### Task to complete
Transcribe exactly the lines that fall between the one holding "Transcribe this chart's" and the one holding "Convert this screenshot", inclusive, from the entries below.

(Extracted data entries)
* * * *
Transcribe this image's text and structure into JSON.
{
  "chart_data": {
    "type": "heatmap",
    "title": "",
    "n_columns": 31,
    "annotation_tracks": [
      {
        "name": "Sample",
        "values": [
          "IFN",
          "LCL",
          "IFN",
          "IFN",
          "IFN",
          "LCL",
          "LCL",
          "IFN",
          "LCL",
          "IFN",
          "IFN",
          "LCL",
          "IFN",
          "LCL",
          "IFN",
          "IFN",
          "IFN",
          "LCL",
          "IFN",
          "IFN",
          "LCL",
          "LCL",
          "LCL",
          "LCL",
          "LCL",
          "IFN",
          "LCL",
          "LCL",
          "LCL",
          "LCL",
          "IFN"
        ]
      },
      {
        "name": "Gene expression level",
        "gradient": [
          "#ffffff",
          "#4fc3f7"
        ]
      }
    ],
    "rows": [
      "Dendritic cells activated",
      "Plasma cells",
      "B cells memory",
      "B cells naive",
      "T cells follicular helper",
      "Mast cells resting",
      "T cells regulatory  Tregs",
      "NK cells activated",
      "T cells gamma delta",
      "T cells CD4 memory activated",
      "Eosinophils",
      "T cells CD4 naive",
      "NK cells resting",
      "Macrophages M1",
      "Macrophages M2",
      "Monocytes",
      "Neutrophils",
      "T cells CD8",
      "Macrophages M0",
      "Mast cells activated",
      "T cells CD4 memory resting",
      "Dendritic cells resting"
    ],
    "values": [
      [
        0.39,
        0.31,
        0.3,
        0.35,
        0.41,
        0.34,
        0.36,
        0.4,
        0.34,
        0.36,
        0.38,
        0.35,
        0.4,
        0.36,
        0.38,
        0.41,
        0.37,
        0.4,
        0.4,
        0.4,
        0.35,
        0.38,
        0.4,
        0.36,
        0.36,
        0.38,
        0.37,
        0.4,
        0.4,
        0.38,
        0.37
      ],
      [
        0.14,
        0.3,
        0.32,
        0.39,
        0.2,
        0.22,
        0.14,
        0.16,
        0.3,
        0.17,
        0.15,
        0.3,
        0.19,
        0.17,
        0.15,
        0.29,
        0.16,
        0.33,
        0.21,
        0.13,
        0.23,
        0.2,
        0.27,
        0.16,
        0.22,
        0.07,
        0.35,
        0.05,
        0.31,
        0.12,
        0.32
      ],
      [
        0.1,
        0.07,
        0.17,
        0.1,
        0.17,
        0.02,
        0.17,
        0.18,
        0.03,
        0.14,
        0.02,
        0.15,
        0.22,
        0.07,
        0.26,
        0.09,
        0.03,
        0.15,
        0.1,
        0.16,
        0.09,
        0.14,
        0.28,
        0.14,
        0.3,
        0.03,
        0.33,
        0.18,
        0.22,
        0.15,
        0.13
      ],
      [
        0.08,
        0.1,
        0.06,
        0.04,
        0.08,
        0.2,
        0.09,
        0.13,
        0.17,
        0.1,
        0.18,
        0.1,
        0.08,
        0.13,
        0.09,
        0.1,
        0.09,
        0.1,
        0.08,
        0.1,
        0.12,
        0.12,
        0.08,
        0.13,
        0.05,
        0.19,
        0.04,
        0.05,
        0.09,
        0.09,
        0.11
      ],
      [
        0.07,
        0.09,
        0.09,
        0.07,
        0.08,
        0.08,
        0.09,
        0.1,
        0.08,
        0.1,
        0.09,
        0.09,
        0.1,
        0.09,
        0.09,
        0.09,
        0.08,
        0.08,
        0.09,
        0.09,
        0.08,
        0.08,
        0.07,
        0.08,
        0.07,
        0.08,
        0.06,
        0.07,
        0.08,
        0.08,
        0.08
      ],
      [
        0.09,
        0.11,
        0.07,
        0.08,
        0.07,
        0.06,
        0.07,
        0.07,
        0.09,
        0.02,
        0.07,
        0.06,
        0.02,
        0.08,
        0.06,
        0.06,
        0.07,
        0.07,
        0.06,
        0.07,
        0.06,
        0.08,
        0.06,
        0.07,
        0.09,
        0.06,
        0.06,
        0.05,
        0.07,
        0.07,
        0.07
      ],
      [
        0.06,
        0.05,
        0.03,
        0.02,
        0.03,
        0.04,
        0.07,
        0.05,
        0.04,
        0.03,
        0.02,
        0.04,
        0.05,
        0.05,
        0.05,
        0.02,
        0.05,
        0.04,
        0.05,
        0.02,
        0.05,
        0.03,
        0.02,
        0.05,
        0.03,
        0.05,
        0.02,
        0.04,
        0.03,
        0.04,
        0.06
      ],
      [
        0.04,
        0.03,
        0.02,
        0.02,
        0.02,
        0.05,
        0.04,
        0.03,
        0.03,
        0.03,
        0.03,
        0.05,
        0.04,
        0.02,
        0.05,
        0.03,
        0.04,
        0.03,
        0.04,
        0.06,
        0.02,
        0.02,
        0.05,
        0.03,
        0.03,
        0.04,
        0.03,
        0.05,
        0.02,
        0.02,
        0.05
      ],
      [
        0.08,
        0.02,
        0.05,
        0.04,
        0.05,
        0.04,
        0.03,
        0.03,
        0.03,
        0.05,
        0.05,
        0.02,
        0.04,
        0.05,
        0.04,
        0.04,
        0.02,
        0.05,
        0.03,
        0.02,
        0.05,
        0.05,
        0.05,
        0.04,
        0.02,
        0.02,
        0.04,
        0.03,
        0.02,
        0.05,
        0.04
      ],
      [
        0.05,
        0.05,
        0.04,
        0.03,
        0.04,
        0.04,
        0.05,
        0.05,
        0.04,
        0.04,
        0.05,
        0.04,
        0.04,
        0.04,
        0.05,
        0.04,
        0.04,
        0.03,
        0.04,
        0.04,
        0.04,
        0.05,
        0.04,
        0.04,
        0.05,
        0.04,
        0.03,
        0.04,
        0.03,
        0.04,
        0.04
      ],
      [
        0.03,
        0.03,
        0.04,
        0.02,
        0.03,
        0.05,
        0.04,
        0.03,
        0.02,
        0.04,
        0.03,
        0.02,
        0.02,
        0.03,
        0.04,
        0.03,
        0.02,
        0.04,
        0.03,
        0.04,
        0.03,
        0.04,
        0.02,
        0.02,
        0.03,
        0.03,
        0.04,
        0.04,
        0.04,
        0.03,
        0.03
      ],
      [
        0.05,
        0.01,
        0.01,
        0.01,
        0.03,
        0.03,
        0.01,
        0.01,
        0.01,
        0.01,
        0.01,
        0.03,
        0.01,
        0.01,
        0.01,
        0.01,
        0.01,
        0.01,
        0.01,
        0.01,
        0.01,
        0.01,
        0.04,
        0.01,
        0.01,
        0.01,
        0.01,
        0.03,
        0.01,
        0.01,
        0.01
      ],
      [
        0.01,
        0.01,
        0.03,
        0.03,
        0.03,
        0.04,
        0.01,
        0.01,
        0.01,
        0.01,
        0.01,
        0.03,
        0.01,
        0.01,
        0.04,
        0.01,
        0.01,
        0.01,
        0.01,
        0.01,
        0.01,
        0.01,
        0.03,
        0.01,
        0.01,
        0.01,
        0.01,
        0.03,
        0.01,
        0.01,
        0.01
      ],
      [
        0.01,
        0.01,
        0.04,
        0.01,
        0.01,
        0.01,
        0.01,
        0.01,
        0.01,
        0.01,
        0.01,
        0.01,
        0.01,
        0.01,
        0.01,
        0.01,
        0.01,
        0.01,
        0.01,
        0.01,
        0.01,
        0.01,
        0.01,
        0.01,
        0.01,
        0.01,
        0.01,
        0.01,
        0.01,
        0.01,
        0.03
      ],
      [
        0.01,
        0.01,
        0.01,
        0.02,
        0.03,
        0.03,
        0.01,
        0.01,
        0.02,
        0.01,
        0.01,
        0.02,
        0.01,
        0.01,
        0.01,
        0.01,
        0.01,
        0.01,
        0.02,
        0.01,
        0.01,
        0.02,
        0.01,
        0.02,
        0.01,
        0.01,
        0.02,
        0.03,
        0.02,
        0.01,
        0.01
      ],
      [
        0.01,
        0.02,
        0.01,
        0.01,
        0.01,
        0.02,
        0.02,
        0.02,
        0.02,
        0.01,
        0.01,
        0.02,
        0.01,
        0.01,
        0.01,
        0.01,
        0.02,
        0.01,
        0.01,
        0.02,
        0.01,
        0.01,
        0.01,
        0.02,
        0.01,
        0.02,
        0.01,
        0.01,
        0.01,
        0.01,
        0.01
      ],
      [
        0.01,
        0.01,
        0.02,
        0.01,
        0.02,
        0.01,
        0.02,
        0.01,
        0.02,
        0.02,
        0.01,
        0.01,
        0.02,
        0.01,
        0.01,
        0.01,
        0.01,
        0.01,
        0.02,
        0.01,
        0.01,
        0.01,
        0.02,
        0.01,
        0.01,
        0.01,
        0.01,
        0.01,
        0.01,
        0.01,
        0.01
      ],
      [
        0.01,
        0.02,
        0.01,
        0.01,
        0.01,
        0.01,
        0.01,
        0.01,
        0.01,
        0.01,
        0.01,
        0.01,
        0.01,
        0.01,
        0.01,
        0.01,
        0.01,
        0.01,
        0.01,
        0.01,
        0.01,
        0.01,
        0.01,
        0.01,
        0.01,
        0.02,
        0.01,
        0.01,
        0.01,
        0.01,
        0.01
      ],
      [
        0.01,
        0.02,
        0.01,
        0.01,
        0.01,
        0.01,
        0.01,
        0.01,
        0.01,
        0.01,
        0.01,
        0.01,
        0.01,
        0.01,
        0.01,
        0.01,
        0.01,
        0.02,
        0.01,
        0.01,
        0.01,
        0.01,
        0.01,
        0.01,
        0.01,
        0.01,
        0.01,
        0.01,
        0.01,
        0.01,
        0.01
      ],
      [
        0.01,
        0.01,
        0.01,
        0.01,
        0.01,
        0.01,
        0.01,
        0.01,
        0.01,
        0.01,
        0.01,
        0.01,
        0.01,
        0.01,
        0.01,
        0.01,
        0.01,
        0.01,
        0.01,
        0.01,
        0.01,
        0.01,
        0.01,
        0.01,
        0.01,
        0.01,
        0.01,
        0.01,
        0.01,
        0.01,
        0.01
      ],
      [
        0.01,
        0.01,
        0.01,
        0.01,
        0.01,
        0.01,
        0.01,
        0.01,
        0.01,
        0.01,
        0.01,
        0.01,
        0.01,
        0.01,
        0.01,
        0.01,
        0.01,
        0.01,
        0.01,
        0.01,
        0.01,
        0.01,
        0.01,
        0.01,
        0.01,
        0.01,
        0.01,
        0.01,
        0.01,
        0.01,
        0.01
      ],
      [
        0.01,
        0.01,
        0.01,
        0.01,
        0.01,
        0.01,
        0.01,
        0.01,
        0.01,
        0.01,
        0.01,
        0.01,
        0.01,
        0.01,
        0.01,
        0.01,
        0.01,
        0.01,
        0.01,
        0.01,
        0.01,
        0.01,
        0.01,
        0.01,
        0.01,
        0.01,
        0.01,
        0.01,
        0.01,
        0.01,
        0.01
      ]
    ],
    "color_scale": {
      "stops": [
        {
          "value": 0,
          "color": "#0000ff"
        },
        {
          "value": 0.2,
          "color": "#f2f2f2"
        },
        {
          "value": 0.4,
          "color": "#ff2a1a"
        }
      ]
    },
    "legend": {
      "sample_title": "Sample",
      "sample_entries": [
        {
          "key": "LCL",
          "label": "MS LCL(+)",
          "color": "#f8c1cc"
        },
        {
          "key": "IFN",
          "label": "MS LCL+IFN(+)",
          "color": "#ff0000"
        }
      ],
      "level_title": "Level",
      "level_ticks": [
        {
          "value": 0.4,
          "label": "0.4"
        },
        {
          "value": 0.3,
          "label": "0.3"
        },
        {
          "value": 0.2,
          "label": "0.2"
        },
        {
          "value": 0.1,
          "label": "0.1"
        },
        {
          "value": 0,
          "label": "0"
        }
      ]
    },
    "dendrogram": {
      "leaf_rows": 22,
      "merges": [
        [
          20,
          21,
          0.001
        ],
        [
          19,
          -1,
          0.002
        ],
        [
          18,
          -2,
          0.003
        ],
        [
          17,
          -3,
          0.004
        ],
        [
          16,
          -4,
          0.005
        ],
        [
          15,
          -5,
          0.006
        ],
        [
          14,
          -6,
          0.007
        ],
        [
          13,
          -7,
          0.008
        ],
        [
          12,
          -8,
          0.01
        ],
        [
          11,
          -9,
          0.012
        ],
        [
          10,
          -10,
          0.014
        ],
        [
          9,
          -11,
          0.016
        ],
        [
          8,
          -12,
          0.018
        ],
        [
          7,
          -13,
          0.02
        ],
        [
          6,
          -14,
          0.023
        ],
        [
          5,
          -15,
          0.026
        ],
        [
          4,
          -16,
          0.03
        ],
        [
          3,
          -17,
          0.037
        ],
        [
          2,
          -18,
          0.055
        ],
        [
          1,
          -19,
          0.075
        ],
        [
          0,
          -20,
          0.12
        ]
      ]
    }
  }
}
* * * *
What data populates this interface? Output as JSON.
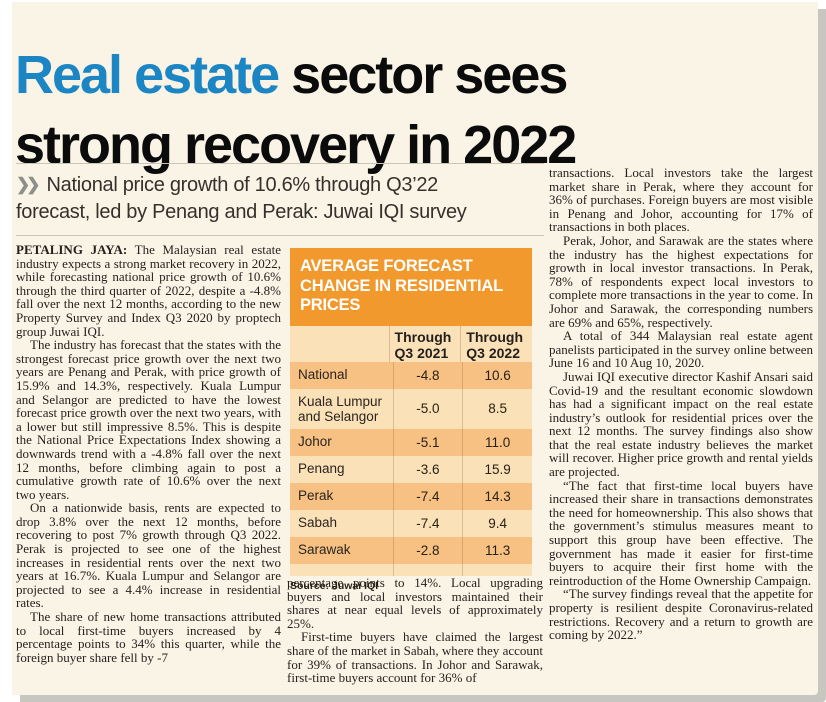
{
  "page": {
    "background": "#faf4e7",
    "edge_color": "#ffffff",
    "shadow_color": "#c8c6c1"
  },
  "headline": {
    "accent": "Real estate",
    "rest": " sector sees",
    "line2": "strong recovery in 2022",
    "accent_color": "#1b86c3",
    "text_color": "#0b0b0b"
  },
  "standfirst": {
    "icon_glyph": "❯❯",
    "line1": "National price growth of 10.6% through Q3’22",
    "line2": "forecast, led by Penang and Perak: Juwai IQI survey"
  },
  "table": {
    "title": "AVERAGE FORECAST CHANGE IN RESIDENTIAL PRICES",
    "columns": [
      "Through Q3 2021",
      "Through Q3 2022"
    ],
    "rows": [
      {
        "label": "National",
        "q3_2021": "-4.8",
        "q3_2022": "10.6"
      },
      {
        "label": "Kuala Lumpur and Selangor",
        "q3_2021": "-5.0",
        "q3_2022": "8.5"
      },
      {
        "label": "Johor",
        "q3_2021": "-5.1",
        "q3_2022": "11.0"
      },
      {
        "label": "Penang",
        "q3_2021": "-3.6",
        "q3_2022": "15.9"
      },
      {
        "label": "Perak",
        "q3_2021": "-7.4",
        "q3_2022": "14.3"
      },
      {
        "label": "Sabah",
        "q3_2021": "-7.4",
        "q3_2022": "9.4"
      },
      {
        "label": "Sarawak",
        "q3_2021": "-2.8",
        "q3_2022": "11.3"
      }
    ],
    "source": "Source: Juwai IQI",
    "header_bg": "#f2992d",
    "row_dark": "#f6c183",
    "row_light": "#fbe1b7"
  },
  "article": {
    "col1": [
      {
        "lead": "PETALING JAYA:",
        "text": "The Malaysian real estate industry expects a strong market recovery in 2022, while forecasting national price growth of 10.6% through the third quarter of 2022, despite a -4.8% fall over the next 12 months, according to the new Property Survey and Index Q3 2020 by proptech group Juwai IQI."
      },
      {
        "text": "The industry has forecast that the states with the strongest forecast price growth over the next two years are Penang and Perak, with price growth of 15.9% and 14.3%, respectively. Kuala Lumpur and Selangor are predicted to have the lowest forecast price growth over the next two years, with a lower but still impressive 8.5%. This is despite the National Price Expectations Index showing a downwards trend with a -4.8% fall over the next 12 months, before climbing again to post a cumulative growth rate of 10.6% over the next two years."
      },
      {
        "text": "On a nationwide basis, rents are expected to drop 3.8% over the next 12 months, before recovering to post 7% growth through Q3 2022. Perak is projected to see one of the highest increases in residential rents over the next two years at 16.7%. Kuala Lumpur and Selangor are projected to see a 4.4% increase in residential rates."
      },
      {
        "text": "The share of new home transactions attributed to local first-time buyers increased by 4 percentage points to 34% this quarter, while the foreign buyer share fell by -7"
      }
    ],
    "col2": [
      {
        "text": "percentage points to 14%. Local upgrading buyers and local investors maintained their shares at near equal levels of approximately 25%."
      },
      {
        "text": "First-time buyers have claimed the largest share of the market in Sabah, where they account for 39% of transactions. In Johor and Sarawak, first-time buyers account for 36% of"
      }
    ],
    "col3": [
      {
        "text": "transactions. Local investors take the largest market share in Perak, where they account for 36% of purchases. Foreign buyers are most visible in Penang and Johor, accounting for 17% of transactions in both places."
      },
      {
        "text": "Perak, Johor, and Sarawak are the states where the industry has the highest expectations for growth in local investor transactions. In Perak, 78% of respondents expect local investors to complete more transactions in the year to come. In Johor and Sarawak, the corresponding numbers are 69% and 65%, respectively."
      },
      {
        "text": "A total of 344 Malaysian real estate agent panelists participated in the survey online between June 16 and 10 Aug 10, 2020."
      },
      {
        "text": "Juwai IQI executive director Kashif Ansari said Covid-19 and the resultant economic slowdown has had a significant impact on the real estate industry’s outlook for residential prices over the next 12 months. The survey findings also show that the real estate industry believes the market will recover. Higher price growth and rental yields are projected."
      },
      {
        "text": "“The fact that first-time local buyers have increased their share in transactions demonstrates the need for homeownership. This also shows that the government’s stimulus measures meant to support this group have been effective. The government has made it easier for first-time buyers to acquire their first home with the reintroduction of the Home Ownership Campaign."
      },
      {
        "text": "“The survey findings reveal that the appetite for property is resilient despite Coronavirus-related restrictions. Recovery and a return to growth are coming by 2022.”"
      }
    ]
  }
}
* * * *
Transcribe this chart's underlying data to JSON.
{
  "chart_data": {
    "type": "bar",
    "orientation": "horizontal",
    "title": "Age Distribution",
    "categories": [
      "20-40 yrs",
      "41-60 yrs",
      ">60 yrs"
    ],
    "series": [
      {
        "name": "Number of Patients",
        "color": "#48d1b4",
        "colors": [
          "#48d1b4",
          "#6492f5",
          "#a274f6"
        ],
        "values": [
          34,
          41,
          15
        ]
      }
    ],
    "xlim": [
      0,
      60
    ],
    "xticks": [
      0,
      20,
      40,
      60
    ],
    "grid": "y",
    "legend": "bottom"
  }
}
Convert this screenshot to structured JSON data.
* * * *
### Answer below
Transcribe this chart's underlying data to JSON.
{
  "chart_data": {
    "type": "bar",
    "orientation": "horizontal",
    "title": "Age Distribution",
    "categories": [
      "20-40 yrs",
      "41-60 yrs",
      ">60 yrs"
    ],
    "series": [
      {
        "name": "Number of Patients",
        "color": "#48d1b4",
        "colors": [
          "#48d1b4",
          "#6492f5",
          "#a274f6"
        ],
        "values": [
          34,
          41,
          15
        ]
      }
    ],
    "xlim": [
      0,
      60
    ],
    "xticks": [
      0,
      20,
      40,
      60
    ],
    "grid": "y",
    "legend": "bottom"
  }
}
Convert this screenshot to structured JSON data.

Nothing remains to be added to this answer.